• **Instruction 1**
Print the passage of the Tim Ferriss interview write-up starting with "November 16, 2013" and going on through "an alphabet expert.".
• **Instruction 2**
In the Tim Ferriss interview write-up, what share of his time does Ferriss spend on the product, and what share on marketing it?
• **Instruction 3**
Carry on the Tim Ferriss interview write-up from where it stops.

• **Text section**
····················

November 16, 2013

An interview with Tim Ferriss

Tim Ferriss (his twitter and his blog) is the author of the successful book series The 4-Hour x, where x is Workweek, Body, or Chef. He's also and investor in and adviser to startups. This interview is from 2011 and it's one of the more relaxed interviews - Tim Ferriss and Kevin Rose are friends and have filmed themselves before in the Random Show.

Lessons learned
  • The entrepreneur Elon Musk (will be featured in a future Foundation interview) said, "If you could explain the why of things then that makes a huge difference to peoples motivation." This was a lesson a young Tim Ferriss learned when he refused to learn the alphabet because he didn't understand why he needed it. But his teacher explained why and Tim Ferriss became an alphabet expert.
  • Tim Ferriss really knows how to sell and he learned how to sell by working for a company as a sales guy. 
  • A common misconception about Tim Ferriss is that he doesn't want to work more than 4 hour each week, but the book The 4-Hour Workweek is a book about productivity. The idea is that you will become 10 times as productive as you were before you read the book (and didn't apply any of the techniques from the book).
  • Most entrepreneurs spend 100 percent of their time on the product and 0 percent of their time on marketing the product, and as a result they will probably fail. Tim Ferriss spends 80 percent of his time on the product and 20 percent of his time on marketing the product. (Read more: Tim Ferriss On How To Growth Hack A Book)

····················

• **Items**
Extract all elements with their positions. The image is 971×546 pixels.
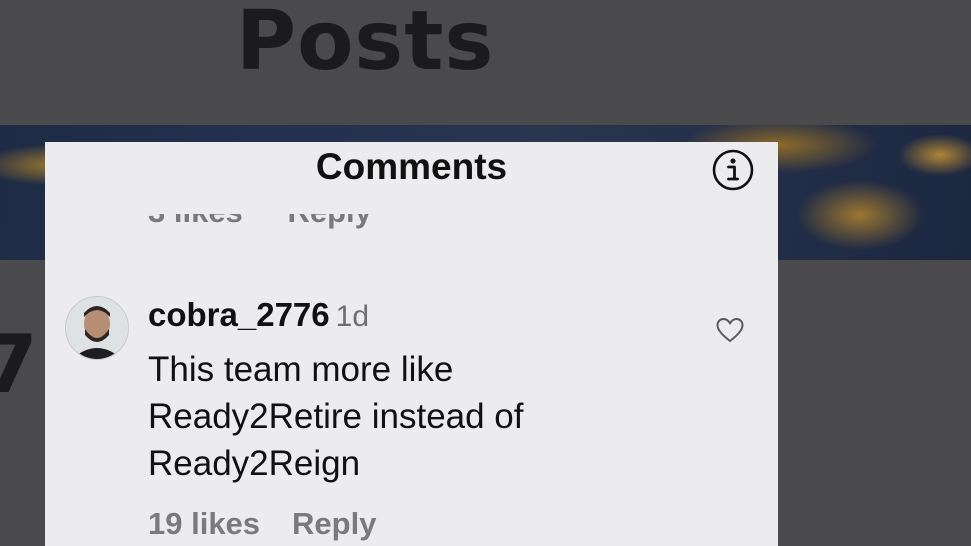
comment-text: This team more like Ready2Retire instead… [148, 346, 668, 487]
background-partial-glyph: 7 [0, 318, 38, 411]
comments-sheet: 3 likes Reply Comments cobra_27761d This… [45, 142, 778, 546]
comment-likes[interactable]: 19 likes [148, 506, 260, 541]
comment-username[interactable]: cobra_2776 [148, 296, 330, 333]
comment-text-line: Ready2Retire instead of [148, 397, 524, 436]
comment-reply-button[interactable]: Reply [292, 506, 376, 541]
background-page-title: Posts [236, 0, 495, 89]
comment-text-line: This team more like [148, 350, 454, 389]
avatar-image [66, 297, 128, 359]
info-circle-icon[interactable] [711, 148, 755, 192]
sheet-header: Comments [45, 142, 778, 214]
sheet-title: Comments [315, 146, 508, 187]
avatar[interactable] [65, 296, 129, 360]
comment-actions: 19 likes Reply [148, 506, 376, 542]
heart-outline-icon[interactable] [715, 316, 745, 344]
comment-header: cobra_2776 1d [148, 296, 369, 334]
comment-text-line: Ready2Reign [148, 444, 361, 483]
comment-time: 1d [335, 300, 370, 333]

····················

• **Final answer 1**
November 16, 2013

An interview with Tim Ferriss

Tim Ferriss (his twitter and his blog) is the author of the successful book series The 4-Hour x, where x is Workweek, Body, or Chef. He's also and investor in and adviser to startups. This interview is from 2011 and it's one of the more relaxed interviews - Tim Ferriss and Kevin Rose are friends and have filmed themselves before in the Random Show.

Lessons learned
  • The entrepreneur Elon Musk (will be featured in a future Foundation interview) said, "If you could explain the why of things then that makes a huge difference to peoples motivation." This was a lesson a young Tim Ferriss learned when he refused to learn the alphabet because he didn't understand why he needed it. But his teacher explained why and Tim Ferriss became an alphabet expert.

• **Final answer 2**
He spends 80 percent of his time on the product and 20 percent on marketing it.

• **Final answer 3**
  • If you want to become a better writer, Tim Ferriss recommended the books On Writing Well, Simple and Direct, and Bird by Bird.
  • The 10 000 people rule. Try to write an article or book for 10 000 people. Never write an article and expect that everyone will like it - write for those 10 000 who will like it. If these 10 000 people like what you have written, they will spread it to 1 million people.
  • People are people and you have to accept it and adopt to it. Tim Ferriss had a chapter in his book on "breath holding," and despite the fact that he clearly wrote that it was dangerous, people didn't listen to him and got almost killed. I guess it can be translated to your startup that if people can mess something up - they will mess it up.
  • Life is short - so don't forget your family by focusing all your time on your company. Tim Ferriss uses Saturdays to regain perspective by not using any computer and he doesn't have email on his iPhone.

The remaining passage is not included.